= SHORT PROBLEM =
Gather up the lines that contain "chevron".

============================================================

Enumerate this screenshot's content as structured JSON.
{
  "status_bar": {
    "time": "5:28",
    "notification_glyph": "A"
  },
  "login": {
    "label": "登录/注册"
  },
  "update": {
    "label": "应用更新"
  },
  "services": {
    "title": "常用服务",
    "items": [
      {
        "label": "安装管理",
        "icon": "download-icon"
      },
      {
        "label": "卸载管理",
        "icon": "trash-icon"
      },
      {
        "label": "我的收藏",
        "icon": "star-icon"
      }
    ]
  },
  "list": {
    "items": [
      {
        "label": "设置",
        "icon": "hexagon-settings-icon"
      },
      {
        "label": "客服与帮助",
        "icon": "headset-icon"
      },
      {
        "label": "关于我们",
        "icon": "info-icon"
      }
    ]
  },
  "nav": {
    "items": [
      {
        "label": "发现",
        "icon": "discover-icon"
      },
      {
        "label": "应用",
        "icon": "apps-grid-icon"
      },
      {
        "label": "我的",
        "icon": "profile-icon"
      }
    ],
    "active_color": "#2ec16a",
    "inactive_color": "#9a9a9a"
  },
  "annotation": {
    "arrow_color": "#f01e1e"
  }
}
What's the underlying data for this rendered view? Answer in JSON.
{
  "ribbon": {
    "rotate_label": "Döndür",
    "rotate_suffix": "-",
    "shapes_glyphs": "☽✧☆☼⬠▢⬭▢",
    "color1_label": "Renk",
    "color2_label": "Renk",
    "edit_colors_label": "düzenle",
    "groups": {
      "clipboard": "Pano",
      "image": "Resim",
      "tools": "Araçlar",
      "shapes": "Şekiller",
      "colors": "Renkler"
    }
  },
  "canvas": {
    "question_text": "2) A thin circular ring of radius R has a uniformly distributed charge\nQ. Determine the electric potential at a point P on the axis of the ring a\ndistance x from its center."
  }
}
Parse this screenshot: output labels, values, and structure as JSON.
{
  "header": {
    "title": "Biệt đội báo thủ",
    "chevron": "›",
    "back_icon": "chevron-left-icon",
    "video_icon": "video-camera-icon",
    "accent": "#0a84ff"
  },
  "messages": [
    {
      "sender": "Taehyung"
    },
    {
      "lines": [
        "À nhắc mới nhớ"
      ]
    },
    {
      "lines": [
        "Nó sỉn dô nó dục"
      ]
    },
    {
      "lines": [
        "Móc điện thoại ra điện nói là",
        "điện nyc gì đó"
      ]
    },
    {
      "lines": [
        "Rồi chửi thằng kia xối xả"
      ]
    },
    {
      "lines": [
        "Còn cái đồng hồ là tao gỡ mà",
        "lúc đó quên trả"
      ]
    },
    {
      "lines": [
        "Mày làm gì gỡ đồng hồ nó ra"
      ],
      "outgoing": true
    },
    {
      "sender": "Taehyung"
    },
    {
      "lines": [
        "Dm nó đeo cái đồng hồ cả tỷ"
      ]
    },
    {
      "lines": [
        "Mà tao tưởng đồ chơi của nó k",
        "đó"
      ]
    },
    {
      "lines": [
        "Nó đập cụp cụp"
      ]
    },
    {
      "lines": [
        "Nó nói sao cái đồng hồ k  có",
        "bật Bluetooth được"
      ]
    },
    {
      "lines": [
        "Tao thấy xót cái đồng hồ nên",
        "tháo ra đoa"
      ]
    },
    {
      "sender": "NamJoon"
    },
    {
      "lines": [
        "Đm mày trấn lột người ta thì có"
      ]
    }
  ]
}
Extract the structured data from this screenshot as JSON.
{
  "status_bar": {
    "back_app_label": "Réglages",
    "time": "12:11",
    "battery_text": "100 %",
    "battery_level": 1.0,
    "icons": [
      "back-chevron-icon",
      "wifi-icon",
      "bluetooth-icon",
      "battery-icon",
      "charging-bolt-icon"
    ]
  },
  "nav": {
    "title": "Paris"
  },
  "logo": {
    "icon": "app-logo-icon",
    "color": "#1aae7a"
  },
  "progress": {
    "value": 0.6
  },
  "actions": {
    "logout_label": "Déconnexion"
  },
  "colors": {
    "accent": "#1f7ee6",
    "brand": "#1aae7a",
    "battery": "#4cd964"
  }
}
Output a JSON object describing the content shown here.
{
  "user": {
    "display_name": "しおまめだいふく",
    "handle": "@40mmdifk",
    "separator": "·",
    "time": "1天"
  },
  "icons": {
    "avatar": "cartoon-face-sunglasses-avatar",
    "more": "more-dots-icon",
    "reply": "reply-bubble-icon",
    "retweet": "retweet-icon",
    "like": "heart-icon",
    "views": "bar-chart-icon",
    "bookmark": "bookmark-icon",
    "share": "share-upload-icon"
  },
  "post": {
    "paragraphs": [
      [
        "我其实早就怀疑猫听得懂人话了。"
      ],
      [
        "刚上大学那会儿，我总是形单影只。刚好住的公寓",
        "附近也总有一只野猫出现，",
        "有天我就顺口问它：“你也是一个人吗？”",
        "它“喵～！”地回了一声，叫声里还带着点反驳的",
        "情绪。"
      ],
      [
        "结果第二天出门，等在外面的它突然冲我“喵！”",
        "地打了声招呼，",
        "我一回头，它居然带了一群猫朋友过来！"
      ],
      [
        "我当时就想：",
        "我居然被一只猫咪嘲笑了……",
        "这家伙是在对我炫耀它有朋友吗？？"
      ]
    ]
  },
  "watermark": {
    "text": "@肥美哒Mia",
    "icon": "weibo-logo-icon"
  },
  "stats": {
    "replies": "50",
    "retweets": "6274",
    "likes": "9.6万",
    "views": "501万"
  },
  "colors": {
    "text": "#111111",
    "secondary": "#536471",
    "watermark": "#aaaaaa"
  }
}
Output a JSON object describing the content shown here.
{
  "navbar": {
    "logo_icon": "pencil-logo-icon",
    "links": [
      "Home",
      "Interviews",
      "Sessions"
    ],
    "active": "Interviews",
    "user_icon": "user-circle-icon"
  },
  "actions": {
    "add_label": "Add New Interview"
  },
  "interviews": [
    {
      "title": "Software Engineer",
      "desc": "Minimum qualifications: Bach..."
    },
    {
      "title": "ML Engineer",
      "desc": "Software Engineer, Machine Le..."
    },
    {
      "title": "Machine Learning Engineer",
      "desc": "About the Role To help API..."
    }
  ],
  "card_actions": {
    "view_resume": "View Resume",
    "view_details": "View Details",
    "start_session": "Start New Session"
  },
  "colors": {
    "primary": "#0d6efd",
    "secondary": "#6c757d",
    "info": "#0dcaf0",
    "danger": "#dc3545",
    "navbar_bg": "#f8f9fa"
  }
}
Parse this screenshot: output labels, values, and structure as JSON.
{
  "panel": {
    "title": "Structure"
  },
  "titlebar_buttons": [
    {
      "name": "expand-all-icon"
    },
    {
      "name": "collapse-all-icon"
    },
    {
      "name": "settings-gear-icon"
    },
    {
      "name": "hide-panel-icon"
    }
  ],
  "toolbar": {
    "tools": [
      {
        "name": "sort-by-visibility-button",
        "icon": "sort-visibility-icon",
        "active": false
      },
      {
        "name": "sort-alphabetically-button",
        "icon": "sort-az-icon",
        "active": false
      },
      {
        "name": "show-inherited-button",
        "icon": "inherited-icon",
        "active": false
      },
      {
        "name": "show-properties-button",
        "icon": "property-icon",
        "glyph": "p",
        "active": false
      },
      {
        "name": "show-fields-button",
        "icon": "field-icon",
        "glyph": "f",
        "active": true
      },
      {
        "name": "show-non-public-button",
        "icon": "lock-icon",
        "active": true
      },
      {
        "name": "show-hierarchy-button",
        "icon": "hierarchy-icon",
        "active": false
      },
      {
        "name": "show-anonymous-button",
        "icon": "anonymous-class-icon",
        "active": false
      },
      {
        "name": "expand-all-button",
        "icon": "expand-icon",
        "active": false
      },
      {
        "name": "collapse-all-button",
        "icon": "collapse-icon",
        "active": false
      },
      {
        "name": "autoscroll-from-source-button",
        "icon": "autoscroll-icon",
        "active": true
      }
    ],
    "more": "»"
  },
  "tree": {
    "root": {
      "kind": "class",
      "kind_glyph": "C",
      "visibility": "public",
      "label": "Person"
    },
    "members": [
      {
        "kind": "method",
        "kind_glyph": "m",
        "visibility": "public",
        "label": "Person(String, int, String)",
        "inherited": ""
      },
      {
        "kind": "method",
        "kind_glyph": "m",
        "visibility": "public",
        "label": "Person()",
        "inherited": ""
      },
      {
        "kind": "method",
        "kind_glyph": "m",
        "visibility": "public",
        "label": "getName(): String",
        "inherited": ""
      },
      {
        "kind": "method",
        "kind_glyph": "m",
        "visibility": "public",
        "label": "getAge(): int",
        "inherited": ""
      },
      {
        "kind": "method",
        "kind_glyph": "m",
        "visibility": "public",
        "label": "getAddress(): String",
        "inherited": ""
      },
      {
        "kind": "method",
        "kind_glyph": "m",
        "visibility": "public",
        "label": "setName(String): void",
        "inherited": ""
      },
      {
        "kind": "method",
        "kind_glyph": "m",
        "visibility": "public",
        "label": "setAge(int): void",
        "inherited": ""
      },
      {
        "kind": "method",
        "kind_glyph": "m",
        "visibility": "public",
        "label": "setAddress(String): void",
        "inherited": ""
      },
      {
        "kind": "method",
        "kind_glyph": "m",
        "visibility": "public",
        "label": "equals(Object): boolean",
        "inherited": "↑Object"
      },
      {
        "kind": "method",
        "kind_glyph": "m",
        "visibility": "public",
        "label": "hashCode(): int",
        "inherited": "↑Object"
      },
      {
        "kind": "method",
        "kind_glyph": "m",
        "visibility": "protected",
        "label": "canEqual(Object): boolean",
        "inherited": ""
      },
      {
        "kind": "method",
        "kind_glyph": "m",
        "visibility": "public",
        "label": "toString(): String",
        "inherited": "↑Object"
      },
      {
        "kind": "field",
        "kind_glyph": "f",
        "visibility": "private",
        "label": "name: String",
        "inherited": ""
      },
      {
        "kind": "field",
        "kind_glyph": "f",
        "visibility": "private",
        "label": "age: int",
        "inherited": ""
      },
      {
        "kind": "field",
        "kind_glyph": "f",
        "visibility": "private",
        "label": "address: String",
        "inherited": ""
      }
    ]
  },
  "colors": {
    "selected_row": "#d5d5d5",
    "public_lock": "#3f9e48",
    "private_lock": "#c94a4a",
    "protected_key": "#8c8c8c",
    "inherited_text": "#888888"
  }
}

============================================================

= ANSWER TO THIS TASK =
    "chevron": "›",
    "back_icon": "chevron-left-icon",
      "back-chevron-icon",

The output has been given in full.